Write the data out again exactly, with no pictures.

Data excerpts
=====
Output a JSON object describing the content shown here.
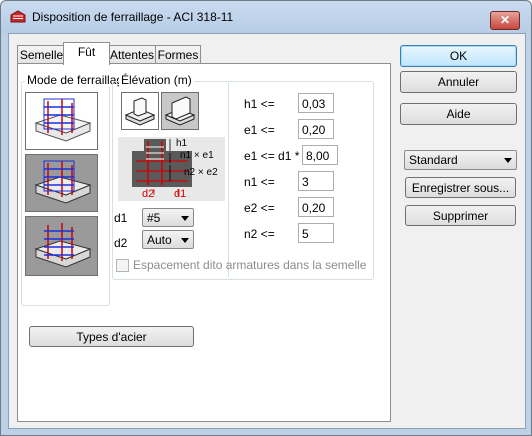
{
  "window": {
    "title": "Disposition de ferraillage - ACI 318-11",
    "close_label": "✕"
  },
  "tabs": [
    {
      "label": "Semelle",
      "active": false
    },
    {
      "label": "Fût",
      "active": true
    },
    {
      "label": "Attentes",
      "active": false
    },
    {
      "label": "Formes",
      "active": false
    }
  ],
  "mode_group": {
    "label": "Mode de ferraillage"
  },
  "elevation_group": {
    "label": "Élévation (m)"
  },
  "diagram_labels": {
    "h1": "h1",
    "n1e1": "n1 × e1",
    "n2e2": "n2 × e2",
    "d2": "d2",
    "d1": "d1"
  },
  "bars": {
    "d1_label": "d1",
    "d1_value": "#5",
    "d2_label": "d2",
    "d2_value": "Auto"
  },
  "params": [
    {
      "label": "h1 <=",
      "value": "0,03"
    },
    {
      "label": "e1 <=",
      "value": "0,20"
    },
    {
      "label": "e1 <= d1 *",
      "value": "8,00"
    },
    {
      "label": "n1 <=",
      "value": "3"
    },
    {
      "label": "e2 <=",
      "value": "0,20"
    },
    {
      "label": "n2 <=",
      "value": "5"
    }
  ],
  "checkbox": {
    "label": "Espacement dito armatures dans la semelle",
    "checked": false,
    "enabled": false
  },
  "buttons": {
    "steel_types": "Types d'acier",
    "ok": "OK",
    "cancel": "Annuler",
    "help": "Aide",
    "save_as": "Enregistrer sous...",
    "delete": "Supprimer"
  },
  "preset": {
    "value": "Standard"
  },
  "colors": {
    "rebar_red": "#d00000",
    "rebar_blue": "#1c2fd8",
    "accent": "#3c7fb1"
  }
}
=====
Worked solution
Output a JSON object describing the content shown here.
{
  "window": {
    "title": "Disposition de ferraillage - ACI 318-11",
    "close_label": "✕"
  },
  "tabs": [
    {
      "label": "Semelle",
      "active": false
    },
    {
      "label": "Fût",
      "active": true
    },
    {
      "label": "Attentes",
      "active": false
    },
    {
      "label": "Formes",
      "active": false
    }
  ],
  "mode_group": {
    "label": "Mode de ferraillage"
  },
  "elevation_group": {
    "label": "Élévation (m)"
  },
  "diagram_labels": {
    "h1": "h1",
    "n1e1": "n1 × e1",
    "n2e2": "n2 × e2",
    "d2": "d2",
    "d1": "d1"
  },
  "bars": {
    "d1_label": "d1",
    "d1_value": "#5",
    "d2_label": "d2",
    "d2_value": "Auto"
  },
  "params": [
    {
      "label": "h1 <=",
      "value": "0,03"
    },
    {
      "label": "e1 <=",
      "value": "0,20"
    },
    {
      "label": "e1 <= d1 *",
      "value": "8,00"
    },
    {
      "label": "n1 <=",
      "value": "3"
    },
    {
      "label": "e2 <=",
      "value": "0,20"
    },
    {
      "label": "n2 <=",
      "value": "5"
    }
  ],
  "checkbox": {
    "label": "Espacement dito armatures dans la semelle",
    "checked": false,
    "enabled": false
  },
  "buttons": {
    "steel_types": "Types d'acier",
    "ok": "OK",
    "cancel": "Annuler",
    "help": "Aide",
    "save_as": "Enregistrer sous...",
    "delete": "Supprimer"
  },
  "preset": {
    "value": "Standard"
  },
  "colors": {
    "rebar_red": "#d00000",
    "rebar_blue": "#1c2fd8",
    "accent": "#3c7fb1"
  }
}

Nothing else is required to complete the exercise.